• Task goal
Filter the entries below down to the lines that hold "کروماتین".

• Data to use
━━━━

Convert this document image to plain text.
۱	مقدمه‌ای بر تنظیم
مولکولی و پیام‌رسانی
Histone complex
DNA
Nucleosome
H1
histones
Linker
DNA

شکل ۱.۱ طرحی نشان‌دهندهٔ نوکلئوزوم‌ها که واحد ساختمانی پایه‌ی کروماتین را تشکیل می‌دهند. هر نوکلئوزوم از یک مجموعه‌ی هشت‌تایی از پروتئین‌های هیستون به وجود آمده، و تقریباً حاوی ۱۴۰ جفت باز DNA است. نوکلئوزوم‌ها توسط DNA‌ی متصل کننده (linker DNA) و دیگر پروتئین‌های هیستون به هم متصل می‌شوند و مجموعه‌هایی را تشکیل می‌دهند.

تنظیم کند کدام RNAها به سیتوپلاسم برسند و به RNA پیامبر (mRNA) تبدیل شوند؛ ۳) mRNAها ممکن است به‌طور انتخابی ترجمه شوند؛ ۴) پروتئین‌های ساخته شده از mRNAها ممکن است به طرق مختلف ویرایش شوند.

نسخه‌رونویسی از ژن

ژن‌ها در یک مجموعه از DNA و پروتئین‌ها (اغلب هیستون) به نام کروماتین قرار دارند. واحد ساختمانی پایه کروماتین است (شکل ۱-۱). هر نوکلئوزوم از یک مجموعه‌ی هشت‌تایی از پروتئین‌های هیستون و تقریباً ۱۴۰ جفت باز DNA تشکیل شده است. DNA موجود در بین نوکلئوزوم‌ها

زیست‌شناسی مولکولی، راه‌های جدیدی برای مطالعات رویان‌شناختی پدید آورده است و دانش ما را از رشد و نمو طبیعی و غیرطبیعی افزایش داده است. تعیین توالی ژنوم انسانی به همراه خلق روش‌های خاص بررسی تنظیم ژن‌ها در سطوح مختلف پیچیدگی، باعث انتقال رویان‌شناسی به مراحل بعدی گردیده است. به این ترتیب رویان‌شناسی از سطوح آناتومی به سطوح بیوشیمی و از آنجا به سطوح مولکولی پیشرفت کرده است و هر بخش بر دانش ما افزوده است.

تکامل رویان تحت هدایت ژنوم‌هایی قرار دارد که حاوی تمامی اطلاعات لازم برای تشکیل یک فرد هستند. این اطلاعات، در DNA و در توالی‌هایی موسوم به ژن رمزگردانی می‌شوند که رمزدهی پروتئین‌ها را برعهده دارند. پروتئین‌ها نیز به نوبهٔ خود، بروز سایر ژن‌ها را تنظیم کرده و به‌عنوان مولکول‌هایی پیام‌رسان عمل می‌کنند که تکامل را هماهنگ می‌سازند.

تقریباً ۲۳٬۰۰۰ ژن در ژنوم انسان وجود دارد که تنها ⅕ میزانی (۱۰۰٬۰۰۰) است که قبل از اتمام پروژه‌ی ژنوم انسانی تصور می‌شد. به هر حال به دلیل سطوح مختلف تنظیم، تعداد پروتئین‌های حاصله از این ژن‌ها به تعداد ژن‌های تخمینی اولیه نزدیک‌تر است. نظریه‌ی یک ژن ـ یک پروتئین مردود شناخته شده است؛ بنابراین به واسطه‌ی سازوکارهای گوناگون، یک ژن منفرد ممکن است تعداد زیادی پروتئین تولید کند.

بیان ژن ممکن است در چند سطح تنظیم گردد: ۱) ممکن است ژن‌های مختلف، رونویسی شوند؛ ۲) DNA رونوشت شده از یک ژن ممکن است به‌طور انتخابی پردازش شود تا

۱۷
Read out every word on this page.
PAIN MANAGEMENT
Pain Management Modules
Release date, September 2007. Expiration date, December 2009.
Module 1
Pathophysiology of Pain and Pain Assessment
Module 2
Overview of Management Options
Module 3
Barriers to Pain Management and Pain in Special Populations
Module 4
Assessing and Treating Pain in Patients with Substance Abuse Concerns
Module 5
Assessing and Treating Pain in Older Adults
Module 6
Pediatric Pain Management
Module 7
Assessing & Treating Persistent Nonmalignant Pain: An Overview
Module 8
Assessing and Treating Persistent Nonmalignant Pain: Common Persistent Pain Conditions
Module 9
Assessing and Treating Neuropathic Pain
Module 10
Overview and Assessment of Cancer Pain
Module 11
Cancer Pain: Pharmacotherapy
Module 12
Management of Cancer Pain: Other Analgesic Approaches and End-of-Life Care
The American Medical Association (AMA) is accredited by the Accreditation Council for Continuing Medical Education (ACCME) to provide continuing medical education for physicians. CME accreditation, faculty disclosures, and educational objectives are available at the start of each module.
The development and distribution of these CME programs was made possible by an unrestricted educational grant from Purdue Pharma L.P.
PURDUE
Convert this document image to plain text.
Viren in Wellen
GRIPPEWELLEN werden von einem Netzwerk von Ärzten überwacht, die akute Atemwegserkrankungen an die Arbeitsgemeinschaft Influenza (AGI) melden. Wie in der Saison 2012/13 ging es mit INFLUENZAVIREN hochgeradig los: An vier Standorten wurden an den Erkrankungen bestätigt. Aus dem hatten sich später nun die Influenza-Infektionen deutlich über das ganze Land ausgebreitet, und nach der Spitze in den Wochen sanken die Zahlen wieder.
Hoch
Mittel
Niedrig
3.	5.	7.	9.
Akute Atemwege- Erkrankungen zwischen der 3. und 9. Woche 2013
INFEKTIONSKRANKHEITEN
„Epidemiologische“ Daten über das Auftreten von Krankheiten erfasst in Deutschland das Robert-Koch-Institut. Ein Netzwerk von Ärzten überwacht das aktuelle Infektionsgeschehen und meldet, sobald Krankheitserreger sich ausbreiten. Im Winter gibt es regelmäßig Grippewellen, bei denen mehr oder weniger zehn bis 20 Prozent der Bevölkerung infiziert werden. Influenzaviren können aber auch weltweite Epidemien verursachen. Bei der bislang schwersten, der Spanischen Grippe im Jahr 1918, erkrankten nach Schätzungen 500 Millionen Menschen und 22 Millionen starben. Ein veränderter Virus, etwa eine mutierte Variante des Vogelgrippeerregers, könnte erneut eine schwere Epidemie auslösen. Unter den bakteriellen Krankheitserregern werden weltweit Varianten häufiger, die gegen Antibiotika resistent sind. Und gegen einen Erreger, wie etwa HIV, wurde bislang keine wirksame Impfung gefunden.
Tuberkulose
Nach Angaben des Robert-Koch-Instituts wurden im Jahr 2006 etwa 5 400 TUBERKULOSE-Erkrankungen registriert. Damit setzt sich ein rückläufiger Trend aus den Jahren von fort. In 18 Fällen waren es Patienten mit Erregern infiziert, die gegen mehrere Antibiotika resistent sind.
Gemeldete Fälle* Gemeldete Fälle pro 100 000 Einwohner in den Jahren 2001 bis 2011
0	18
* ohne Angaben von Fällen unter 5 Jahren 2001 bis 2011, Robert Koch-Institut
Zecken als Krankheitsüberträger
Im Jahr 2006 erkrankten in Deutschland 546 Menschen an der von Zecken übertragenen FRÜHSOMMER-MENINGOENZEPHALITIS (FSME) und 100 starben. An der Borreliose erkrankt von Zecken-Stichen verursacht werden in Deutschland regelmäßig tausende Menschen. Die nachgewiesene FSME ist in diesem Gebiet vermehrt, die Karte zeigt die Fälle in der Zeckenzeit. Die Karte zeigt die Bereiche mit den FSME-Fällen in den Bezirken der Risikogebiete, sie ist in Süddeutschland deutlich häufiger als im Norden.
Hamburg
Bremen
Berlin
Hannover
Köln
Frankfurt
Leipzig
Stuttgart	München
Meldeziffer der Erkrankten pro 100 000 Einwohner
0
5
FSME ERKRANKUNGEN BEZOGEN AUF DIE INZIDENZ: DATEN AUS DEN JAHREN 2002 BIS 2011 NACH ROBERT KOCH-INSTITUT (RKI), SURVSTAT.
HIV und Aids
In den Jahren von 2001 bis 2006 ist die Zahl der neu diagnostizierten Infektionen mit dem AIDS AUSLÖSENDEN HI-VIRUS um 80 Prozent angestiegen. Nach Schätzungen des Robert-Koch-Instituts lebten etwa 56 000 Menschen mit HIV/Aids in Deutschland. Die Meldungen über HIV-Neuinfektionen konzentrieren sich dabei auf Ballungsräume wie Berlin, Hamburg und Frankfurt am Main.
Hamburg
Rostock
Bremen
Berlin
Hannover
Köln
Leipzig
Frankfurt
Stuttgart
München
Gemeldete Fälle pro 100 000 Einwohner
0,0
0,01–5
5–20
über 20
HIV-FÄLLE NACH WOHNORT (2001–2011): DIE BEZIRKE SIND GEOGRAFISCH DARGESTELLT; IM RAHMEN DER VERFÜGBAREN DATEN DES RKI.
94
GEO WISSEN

━━━━

• Your solution
شکل ۱.۱ طرحی نشان‌دهندهٔ نوکلئوزوم‌ها که واحد ساختمانی پایه‌ی کروماتین را تشکیل می‌دهند. هر نوکلئوزوم از یک مجموعه‌ی هشت‌تایی از پروتئین‌های هیستون به وجود آمده، و تقریباً حاوی ۱۴۰ جفت باز DNA است. نوکلئوزوم‌ها توسط DNA‌ی متصل کننده (linker DNA) و دیگر پروتئین‌های هیستون به هم متصل می‌شوند و مجموعه‌هایی را تشکیل می‌دهند.
ژن‌ها در یک مجموعه از DNA و پروتئین‌ها (اغلب هیستون) به نام کروماتین قرار دارند. واحد ساختمانی پایه کروماتین است (شکل ۱-۱). هر نوکلئوزوم از یک مجموعه‌ی هشت‌تایی از پروتئین‌های هیستون و تقریباً ۱۴۰ جفت باز DNA تشکیل شده است. DNA موجود در بین نوکلئوزوم‌ها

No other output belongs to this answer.